- [WRITTEN REQUEST 1]
Answer these questions from the album post:
(a) In what year was Black Sabbath's Heaven and Hell released?
(b) Which Sabbath album does the writer hope to add to the collection someday?
(c) At what venue was the Hot Water Music concert scheduled?
- [WRITTEN REQUEST 2]
Rewrite the stretch of the album post from "Black Sabbath –" through "it is held.", with "concert" changed to "show".
- [WRITTEN REQUEST 3]
Decide whether each statement agrees with the album post. Answer yes or no, and quote the words of the post that settle it.
(a) The writer owns several Black Sabbath albums.
(b) Hot Water Music's name was taken from Charles Bukowski.
(c) The writer considers Heaven and Hell more groundbreaking than Sabbath's first half-dozen albums.

My intent is to provide brief snippets about each day’s albums. I understand that many of these classic recordings deserve lengthy posts on their own, but since we will be covering a lot of ground here I will try to remain brisk and on point. Ready? Let’s get to it.

Black Sabbath – Heaven and Hell (1980) Sabbath’s first half-dozen albums are rightly canonical. Heaven and Hell isn’t as groundbreaking but every bit as enjoyable as those classic platters. Sadly, the Ronnie James Dio era of Sabbath is mostly remembered by headbangers these days. This is the only Sabbath album I own, but I look forward to someday adding Mob Rules to the collection.

Hot Water Music – Light It Up (2017) – Playing the most recent album from the veteran Florida rock band was intended to wet my whistle for their concert at the RecordBar, scheduled just a few days away. Alas, like everything else on the horizon it was moved forward on the calendar until a hopefully calmer time. With a name swiped from Charles Bukowski and a sound like gasoline arguing with barbed wire the show is guaranteed to be a winner whenever it is held.

- [COLLECTED DATA]

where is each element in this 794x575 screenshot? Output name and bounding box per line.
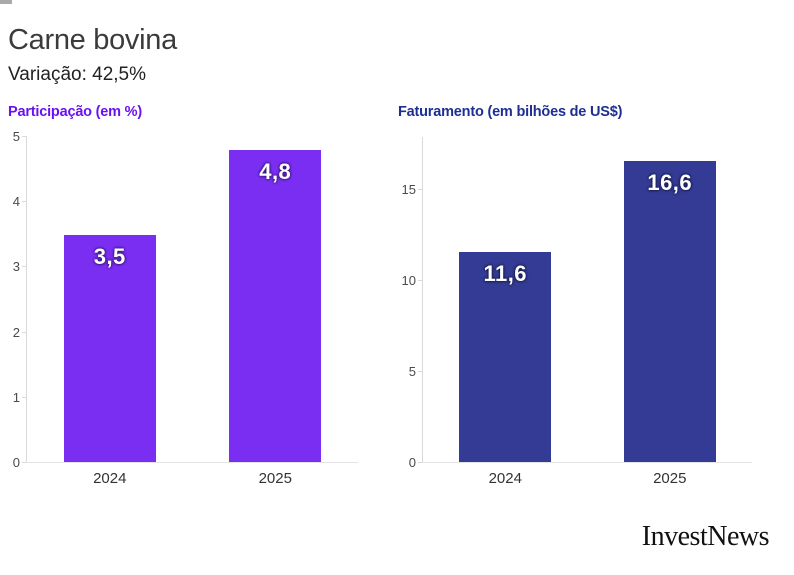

- [COMPLETE RESPONSE 1]
(a) 1980
(b) Mob Rules
(c) The RecordBar

- [COMPLETE RESPONSE 2]
Black Sabbath – Heaven and Hell (1980) Sabbath’s first half-dozen albums are rightly canonical. Heaven and Hell isn’t as groundbreaking but every bit as enjoyable as those classic platters. Sadly, the Ronnie James Dio era of Sabbath is mostly remembered by headbangers these days. This is the only Sabbath album I own, but I look forward to someday adding Mob Rules to the collection.

Hot Water Music – Light It Up (2017) – Playing the most recent album from the veteran Florida rock band was intended to wet my whistle for their show at the RecordBar, scheduled just a few days away. Alas, like everything else on the horizon it was moved forward on the calendar until a hopefully calmer time. With a name swiped from Charles Bukowski and a sound like gasoline arguing with barbed wire the show is guaranteed to be a winner whenever it is held.

- [COMPLETE RESPONSE 3]
(a) No: "This is the only Sabbath album I own"
(b) Yes: "With a name swiped from Charles Bukowski"
(c) No: "Heaven and Hell isn’t as groundbreaking"